| Exercise prompt |
Reproduce every line of the records below without any change.

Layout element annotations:
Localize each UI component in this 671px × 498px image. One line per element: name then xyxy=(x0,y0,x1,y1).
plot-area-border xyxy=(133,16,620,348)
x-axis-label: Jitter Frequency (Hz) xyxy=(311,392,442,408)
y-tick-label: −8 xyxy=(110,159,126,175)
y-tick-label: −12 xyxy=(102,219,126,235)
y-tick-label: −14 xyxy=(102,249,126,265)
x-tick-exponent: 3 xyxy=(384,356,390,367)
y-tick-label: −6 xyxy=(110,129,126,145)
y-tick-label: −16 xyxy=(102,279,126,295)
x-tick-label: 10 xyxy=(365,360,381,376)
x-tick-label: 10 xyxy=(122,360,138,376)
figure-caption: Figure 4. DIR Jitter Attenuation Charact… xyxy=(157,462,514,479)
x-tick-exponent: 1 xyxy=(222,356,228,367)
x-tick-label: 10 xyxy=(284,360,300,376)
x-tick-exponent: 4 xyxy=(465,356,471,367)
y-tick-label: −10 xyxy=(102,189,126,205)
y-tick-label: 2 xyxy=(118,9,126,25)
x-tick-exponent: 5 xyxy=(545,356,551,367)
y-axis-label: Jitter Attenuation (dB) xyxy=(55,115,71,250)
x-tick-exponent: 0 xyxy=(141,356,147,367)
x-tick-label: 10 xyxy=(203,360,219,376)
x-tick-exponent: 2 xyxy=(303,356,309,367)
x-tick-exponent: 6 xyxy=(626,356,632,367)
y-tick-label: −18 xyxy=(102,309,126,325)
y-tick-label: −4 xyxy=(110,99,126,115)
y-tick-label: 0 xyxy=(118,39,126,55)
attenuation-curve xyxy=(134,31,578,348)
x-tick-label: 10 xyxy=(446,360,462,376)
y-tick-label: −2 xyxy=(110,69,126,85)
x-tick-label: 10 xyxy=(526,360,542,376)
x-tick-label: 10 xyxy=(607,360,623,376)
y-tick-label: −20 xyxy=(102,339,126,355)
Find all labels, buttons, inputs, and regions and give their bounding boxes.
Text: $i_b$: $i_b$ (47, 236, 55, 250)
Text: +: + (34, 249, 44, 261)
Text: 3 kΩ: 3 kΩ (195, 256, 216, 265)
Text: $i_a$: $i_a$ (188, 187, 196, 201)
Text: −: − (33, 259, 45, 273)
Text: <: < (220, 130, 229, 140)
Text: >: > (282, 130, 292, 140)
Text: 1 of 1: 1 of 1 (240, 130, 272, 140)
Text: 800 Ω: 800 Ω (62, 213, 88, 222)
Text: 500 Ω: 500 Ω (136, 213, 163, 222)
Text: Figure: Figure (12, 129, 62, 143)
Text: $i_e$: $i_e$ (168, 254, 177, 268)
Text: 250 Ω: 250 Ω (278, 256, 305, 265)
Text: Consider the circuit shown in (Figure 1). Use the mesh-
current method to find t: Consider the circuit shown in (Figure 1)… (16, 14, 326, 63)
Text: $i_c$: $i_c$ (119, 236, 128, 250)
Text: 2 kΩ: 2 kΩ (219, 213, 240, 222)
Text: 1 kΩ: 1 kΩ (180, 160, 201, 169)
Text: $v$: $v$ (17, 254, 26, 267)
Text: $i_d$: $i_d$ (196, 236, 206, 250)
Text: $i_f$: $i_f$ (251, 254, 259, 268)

| Worked solution |
Localize each UI component in this 671px × 498px image. One line per element: name then xyxy=(x0,y0,x1,y1).
plot-area-border xyxy=(133,16,620,348)
x-axis-label: Jitter Frequency (Hz) xyxy=(311,392,442,408)
y-tick-label: −8 xyxy=(110,159,126,175)
y-tick-label: −12 xyxy=(102,219,126,235)
y-tick-label: −14 xyxy=(102,249,126,265)
x-tick-exponent: 3 xyxy=(384,356,390,367)
y-tick-label: −6 xyxy=(110,129,126,145)
y-tick-label: −16 xyxy=(102,279,126,295)
x-tick-label: 10 xyxy=(365,360,381,376)
x-tick-label: 10 xyxy=(122,360,138,376)
figure-caption: Figure 4. DIR Jitter Attenuation Charact… xyxy=(157,462,514,479)
x-tick-exponent: 1 xyxy=(222,356,228,367)
x-tick-label: 10 xyxy=(284,360,300,376)
x-tick-exponent: 4 xyxy=(465,356,471,367)
y-tick-label: −10 xyxy=(102,189,126,205)
y-tick-label: 2 xyxy=(118,9,126,25)
x-tick-exponent: 5 xyxy=(545,356,551,367)
y-axis-label: Jitter Attenuation (dB) xyxy=(55,115,71,250)
x-tick-exponent: 0 xyxy=(141,356,147,367)
x-tick-label: 10 xyxy=(203,360,219,376)
x-tick-exponent: 2 xyxy=(303,356,309,367)
x-tick-exponent: 6 xyxy=(626,356,632,367)
y-tick-label: −18 xyxy=(102,309,126,325)
y-tick-label: −4 xyxy=(110,99,126,115)
y-tick-label: 0 xyxy=(118,39,126,55)
attenuation-curve xyxy=(134,31,578,348)
x-tick-label: 10 xyxy=(446,360,462,376)
y-tick-label: −2 xyxy=(110,69,126,85)
x-tick-label: 10 xyxy=(526,360,542,376)
x-tick-label: 10 xyxy=(607,360,623,376)
y-tick-label: −20 xyxy=(102,339,126,355)
Find all labels, buttons, inputs, and regions and give their bounding boxes.
Text: $i_b$: $i_b$ (47, 236, 55, 250)
Text: +: + (34, 249, 44, 261)
Text: 3 kΩ: 3 kΩ (195, 256, 216, 265)
Text: $i_a$: $i_a$ (188, 187, 196, 201)
Text: −: − (33, 259, 45, 273)
Text: <: < (220, 130, 229, 140)
Text: >: > (282, 130, 292, 140)
Text: 1 of 1: 1 of 1 (240, 130, 272, 140)
Text: 800 Ω: 800 Ω (62, 213, 88, 222)
Text: 500 Ω: 500 Ω (136, 213, 163, 222)
Text: Figure: Figure (12, 129, 62, 143)
Text: $i_e$: $i_e$ (168, 254, 177, 268)
Text: 250 Ω: 250 Ω (278, 256, 305, 265)
Text: Consider the circuit shown in (Figure 1). Use the mesh-
current method to find t: Consider the circuit shown in (Figure 1)… (16, 14, 326, 63)
Text: $i_c$: $i_c$ (119, 236, 128, 250)
Text: 2 kΩ: 2 kΩ (219, 213, 240, 222)
Text: 1 kΩ: 1 kΩ (180, 160, 201, 169)
Text: $v$: $v$ (17, 254, 26, 267)
Text: $i_d$: $i_d$ (196, 236, 206, 250)
Text: $i_f$: $i_f$ (251, 254, 259, 268)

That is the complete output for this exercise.